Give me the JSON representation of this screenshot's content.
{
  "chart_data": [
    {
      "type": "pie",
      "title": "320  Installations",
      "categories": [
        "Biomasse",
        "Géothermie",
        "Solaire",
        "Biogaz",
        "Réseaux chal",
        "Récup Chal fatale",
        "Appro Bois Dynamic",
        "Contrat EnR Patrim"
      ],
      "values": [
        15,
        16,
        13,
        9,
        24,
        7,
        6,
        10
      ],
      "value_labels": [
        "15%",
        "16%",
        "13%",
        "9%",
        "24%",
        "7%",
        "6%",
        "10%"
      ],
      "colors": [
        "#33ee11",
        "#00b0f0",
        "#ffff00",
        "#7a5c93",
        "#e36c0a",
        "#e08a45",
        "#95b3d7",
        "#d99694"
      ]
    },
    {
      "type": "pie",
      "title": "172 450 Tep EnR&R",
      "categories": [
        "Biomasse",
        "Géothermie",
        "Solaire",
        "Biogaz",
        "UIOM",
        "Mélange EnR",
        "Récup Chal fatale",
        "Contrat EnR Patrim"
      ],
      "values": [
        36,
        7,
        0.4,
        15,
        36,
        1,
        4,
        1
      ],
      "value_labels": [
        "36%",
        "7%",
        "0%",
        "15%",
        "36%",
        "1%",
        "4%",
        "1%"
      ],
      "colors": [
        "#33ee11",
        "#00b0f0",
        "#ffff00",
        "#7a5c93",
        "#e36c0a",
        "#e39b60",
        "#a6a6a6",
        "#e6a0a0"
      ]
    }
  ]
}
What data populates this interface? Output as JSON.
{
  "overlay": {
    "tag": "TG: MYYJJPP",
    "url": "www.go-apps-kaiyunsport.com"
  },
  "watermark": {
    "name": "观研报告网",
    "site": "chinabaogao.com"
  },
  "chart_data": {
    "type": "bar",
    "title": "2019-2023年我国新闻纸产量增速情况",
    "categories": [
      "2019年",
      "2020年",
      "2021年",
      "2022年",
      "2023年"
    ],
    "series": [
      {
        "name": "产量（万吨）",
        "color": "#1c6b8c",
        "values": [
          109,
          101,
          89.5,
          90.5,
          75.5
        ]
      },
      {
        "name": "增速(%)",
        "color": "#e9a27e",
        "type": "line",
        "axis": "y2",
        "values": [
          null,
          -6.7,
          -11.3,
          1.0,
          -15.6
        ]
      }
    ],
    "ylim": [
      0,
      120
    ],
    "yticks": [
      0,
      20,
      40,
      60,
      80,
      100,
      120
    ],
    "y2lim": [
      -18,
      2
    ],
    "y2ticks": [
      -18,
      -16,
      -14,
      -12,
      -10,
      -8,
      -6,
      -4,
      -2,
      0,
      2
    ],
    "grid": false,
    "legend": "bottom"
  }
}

+++++

[Task to carry out]
Would you reproduce all the entries exactly?

[Response to the exercise]
Give me the JSON representation of this screenshot's content.
{
  "chart_data": [
    {
      "type": "pie",
      "title": "320  Installations",
      "categories": [
        "Biomasse",
        "Géothermie",
        "Solaire",
        "Biogaz",
        "Réseaux chal",
        "Récup Chal fatale",
        "Appro Bois Dynamic",
        "Contrat EnR Patrim"
      ],
      "values": [
        15,
        16,
        13,
        9,
        24,
        7,
        6,
        10
      ],
      "value_labels": [
        "15%",
        "16%",
        "13%",
        "9%",
        "24%",
        "7%",
        "6%",
        "10%"
      ],
      "colors": [
        "#33ee11",
        "#00b0f0",
        "#ffff00",
        "#7a5c93",
        "#e36c0a",
        "#e08a45",
        "#95b3d7",
        "#d99694"
      ]
    },
    {
      "type": "pie",
      "title": "172 450 Tep EnR&R",
      "categories": [
        "Biomasse",
        "Géothermie",
        "Solaire",
        "Biogaz",
        "UIOM",
        "Mélange EnR",
        "Récup Chal fatale",
        "Contrat EnR Patrim"
      ],
      "values": [
        36,
        7,
        0.4,
        15,
        36,
        1,
        4,
        1
      ],
      "value_labels": [
        "36%",
        "7%",
        "0%",
        "15%",
        "36%",
        "1%",
        "4%",
        "1%"
      ],
      "colors": [
        "#33ee11",
        "#00b0f0",
        "#ffff00",
        "#7a5c93",
        "#e36c0a",
        "#e39b60",
        "#a6a6a6",
        "#e6a0a0"
      ]
    }
  ]
}
What data populates this interface? Output as JSON.
{
  "overlay": {
    "tag": "TG: MYYJJPP",
    "url": "www.go-apps-kaiyunsport.com"
  },
  "watermark": {
    "name": "观研报告网",
    "site": "chinabaogao.com"
  },
  "chart_data": {
    "type": "bar",
    "title": "2019-2023年我国新闻纸产量增速情况",
    "categories": [
      "2019年",
      "2020年",
      "2021年",
      "2022年",
      "2023年"
    ],
    "series": [
      {
        "name": "产量（万吨）",
        "color": "#1c6b8c",
        "values": [
          109,
          101,
          89.5,
          90.5,
          75.5
        ]
      },
      {
        "name": "增速(%)",
        "color": "#e9a27e",
        "type": "line",
        "axis": "y2",
        "values": [
          null,
          -6.7,
          -11.3,
          1.0,
          -15.6
        ]
      }
    ],
    "ylim": [
      0,
      120
    ],
    "yticks": [
      0,
      20,
      40,
      60,
      80,
      100,
      120
    ],
    "y2lim": [
      -18,
      2
    ],
    "y2ticks": [
      -18,
      -16,
      -14,
      -12,
      -10,
      -8,
      -6,
      -4,
      -2,
      0,
      2
    ],
    "grid": false,
    "legend": "bottom"
  }
}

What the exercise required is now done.